__THE TASK__:
Each record is to be printed again precisely as it reads.

(Records from a dataset)

■ ■ ■ ■ ■

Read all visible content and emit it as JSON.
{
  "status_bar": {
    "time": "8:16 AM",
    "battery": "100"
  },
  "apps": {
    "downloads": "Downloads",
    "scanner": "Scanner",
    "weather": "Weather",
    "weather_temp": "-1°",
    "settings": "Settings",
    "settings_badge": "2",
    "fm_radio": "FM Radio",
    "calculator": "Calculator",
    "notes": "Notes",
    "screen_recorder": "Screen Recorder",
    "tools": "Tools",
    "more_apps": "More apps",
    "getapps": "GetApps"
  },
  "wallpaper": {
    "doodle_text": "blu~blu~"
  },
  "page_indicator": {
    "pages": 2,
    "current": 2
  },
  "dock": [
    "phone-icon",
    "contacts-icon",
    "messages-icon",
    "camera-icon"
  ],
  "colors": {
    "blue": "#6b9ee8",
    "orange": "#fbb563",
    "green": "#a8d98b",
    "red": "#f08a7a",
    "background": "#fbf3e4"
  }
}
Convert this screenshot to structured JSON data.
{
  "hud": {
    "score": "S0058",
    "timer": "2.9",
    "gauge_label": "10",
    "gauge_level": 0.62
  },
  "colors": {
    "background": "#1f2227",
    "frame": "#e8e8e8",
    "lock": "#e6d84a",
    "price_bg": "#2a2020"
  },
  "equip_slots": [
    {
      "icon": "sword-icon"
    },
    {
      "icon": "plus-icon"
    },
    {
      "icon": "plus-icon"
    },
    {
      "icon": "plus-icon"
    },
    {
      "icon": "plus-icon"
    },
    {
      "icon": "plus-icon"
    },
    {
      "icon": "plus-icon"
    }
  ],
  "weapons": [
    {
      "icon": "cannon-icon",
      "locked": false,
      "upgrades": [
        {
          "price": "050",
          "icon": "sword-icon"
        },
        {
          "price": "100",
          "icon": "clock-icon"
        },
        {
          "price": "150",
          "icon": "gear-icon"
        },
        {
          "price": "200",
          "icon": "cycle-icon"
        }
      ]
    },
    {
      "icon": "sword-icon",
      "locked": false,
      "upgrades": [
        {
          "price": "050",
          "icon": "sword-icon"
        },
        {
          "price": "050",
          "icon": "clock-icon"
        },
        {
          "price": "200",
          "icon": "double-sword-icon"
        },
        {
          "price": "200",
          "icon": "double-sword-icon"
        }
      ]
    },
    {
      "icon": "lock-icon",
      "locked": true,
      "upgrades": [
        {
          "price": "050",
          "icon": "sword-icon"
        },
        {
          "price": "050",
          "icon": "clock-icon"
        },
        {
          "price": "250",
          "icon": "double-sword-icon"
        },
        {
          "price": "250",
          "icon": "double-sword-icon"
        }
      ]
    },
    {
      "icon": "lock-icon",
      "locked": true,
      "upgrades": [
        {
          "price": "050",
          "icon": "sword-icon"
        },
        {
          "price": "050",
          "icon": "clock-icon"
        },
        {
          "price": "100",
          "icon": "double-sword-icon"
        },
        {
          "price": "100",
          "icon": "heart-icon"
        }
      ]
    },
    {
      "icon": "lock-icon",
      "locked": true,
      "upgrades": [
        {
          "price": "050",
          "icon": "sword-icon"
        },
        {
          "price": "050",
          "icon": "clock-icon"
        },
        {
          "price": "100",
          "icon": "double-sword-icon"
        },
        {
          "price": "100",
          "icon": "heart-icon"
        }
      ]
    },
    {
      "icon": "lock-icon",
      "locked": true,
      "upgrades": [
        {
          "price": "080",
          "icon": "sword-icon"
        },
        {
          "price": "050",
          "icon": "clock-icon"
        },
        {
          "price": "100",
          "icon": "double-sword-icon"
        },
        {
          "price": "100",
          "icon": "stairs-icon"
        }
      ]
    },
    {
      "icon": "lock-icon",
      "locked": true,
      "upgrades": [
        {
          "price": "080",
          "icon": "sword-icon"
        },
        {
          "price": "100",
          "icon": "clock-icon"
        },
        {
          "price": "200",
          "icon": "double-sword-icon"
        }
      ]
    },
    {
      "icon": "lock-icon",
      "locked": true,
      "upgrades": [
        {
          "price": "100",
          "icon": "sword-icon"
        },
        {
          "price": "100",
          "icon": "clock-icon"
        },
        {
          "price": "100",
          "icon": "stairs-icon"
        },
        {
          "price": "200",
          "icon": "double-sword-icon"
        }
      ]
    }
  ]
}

■ ■ ■ ■ ■

__SOLUTION TO THIS TASK__:
Read all visible content and emit it as JSON.
{
  "status_bar": {
    "time": "8:16 AM",
    "battery": "100"
  },
  "apps": {
    "downloads": "Downloads",
    "scanner": "Scanner",
    "weather": "Weather",
    "weather_temp": "-1°",
    "settings": "Settings",
    "settings_badge": "2",
    "fm_radio": "FM Radio",
    "calculator": "Calculator",
    "notes": "Notes",
    "screen_recorder": "Screen Recorder",
    "tools": "Tools",
    "more_apps": "More apps",
    "getapps": "GetApps"
  },
  "wallpaper": {
    "doodle_text": "blu~blu~"
  },
  "page_indicator": {
    "pages": 2,
    "current": 2
  },
  "dock": [
    "phone-icon",
    "contacts-icon",
    "messages-icon",
    "camera-icon"
  ],
  "colors": {
    "blue": "#6b9ee8",
    "orange": "#fbb563",
    "green": "#a8d98b",
    "red": "#f08a7a",
    "background": "#fbf3e4"
  }
}
Convert this screenshot to structured JSON data.
{
  "hud": {
    "score": "S0058",
    "timer": "2.9",
    "gauge_label": "10",
    "gauge_level": 0.62
  },
  "colors": {
    "background": "#1f2227",
    "frame": "#e8e8e8",
    "lock": "#e6d84a",
    "price_bg": "#2a2020"
  },
  "equip_slots": [
    {
      "icon": "sword-icon"
    },
    {
      "icon": "plus-icon"
    },
    {
      "icon": "plus-icon"
    },
    {
      "icon": "plus-icon"
    },
    {
      "icon": "plus-icon"
    },
    {
      "icon": "plus-icon"
    },
    {
      "icon": "plus-icon"
    }
  ],
  "weapons": [
    {
      "icon": "cannon-icon",
      "locked": false,
      "upgrades": [
        {
          "price": "050",
          "icon": "sword-icon"
        },
        {
          "price": "100",
          "icon": "clock-icon"
        },
        {
          "price": "150",
          "icon": "gear-icon"
        },
        {
          "price": "200",
          "icon": "cycle-icon"
        }
      ]
    },
    {
      "icon": "sword-icon",
      "locked": false,
      "upgrades": [
        {
          "price": "050",
          "icon": "sword-icon"
        },
        {
          "price": "050",
          "icon": "clock-icon"
        },
        {
          "price": "200",
          "icon": "double-sword-icon"
        },
        {
          "price": "200",
          "icon": "double-sword-icon"
        }
      ]
    },
    {
      "icon": "lock-icon",
      "locked": true,
      "upgrades": [
        {
          "price": "050",
          "icon": "sword-icon"
        },
        {
          "price": "050",
          "icon": "clock-icon"
        },
        {
          "price": "250",
          "icon": "double-sword-icon"
        },
        {
          "price": "250",
          "icon": "double-sword-icon"
        }
      ]
    },
    {
      "icon": "lock-icon",
      "locked": true,
      "upgrades": [
        {
          "price": "050",
          "icon": "sword-icon"
        },
        {
          "price": "050",
          "icon": "clock-icon"
        },
        {
          "price": "100",
          "icon": "double-sword-icon"
        },
        {
          "price": "100",
          "icon": "heart-icon"
        }
      ]
    },
    {
      "icon": "lock-icon",
      "locked": true,
      "upgrades": [
        {
          "price": "050",
          "icon": "sword-icon"
        },
        {
          "price": "050",
          "icon": "clock-icon"
        },
        {
          "price": "100",
          "icon": "double-sword-icon"
        },
        {
          "price": "100",
          "icon": "heart-icon"
        }
      ]
    },
    {
      "icon": "lock-icon",
      "locked": true,
      "upgrades": [
        {
          "price": "080",
          "icon": "sword-icon"
        },
        {
          "price": "050",
          "icon": "clock-icon"
        },
        {
          "price": "100",
          "icon": "double-sword-icon"
        },
        {
          "price": "100",
          "icon": "stairs-icon"
        }
      ]
    },
    {
      "icon": "lock-icon",
      "locked": true,
      "upgrades": [
        {
          "price": "080",
          "icon": "sword-icon"
        },
        {
          "price": "100",
          "icon": "clock-icon"
        },
        {
          "price": "200",
          "icon": "double-sword-icon"
        }
      ]
    },
    {
      "icon": "lock-icon",
      "locked": true,
      "upgrades": [
        {
          "price": "100",
          "icon": "sword-icon"
        },
        {
          "price": "100",
          "icon": "clock-icon"
        },
        {
          "price": "100",
          "icon": "stairs-icon"
        },
        {
          "price": "200",
          "icon": "double-sword-icon"
        }
      ]
    }
  ]
}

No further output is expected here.